_TASK TO COMPLETE_
Copy out all of the data below with no alterations.

(Data entries)
——————
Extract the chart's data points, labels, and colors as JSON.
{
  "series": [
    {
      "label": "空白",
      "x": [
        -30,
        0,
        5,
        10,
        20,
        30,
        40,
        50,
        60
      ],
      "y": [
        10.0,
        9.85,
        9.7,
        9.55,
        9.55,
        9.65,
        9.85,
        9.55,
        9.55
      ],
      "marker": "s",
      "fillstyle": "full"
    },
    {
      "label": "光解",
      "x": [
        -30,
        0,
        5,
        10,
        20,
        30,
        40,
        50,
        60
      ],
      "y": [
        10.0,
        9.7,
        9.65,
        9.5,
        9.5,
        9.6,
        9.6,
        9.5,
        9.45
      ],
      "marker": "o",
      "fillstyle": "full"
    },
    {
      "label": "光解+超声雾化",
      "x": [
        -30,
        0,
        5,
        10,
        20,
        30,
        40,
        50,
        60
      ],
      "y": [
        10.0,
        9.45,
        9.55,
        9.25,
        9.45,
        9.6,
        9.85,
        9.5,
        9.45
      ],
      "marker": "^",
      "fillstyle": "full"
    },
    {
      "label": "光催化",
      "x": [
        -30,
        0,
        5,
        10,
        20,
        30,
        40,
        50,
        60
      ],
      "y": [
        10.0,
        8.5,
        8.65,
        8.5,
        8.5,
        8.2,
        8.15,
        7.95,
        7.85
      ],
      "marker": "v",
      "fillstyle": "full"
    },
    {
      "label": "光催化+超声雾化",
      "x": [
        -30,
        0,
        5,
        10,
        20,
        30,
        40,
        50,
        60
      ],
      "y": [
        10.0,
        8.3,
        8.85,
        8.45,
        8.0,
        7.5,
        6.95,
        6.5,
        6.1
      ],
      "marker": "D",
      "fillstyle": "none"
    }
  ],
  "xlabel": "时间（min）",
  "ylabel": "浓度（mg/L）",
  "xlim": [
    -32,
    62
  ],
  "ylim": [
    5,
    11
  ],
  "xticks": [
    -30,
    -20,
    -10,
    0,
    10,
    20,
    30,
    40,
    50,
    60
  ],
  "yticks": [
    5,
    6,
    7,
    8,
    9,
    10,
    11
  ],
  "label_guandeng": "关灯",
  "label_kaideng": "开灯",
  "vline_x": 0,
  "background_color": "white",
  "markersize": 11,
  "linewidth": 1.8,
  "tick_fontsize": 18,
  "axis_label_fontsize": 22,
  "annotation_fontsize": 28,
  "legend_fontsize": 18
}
——————
_SOLUTION FOR THIS EXERCISE_
Extract the chart's data points, labels, and colors as JSON.
{
  "series": [
    {
      "label": "空白",
      "x": [
        -30,
        0,
        5,
        10,
        20,
        30,
        40,
        50,
        60
      ],
      "y": [
        10.0,
        9.85,
        9.7,
        9.55,
        9.55,
        9.65,
        9.85,
        9.55,
        9.55
      ],
      "marker": "s",
      "fillstyle": "full"
    },
    {
      "label": "光解",
      "x": [
        -30,
        0,
        5,
        10,
        20,
        30,
        40,
        50,
        60
      ],
      "y": [
        10.0,
        9.7,
        9.65,
        9.5,
        9.5,
        9.6,
        9.6,
        9.5,
        9.45
      ],
      "marker": "o",
      "fillstyle": "full"
    },
    {
      "label": "光解+超声雾化",
      "x": [
        -30,
        0,
        5,
        10,
        20,
        30,
        40,
        50,
        60
      ],
      "y": [
        10.0,
        9.45,
        9.55,
        9.25,
        9.45,
        9.6,
        9.85,
        9.5,
        9.45
      ],
      "marker": "^",
      "fillstyle": "full"
    },
    {
      "label": "光催化",
      "x": [
        -30,
        0,
        5,
        10,
        20,
        30,
        40,
        50,
        60
      ],
      "y": [
        10.0,
        8.5,
        8.65,
        8.5,
        8.5,
        8.2,
        8.15,
        7.95,
        7.85
      ],
      "marker": "v",
      "fillstyle": "full"
    },
    {
      "label": "光催化+超声雾化",
      "x": [
        -30,
        0,
        5,
        10,
        20,
        30,
        40,
        50,
        60
      ],
      "y": [
        10.0,
        8.3,
        8.85,
        8.45,
        8.0,
        7.5,
        6.95,
        6.5,
        6.1
      ],
      "marker": "D",
      "fillstyle": "none"
    }
  ],
  "xlabel": "时间（min）",
  "ylabel": "浓度（mg/L）",
  "xlim": [
    -32,
    62
  ],
  "ylim": [
    5,
    11
  ],
  "xticks": [
    -30,
    -20,
    -10,
    0,
    10,
    20,
    30,
    40,
    50,
    60
  ],
  "yticks": [
    5,
    6,
    7,
    8,
    9,
    10,
    11
  ],
  "label_guandeng": "关灯",
  "label_kaideng": "开灯",
  "vline_x": 0,
  "background_color": "white",
  "markersize": 11,
  "linewidth": 1.8,
  "tick_fontsize": 18,
  "axis_label_fontsize": 22,
  "annotation_fontsize": 28,
  "legend_fontsize": 18
}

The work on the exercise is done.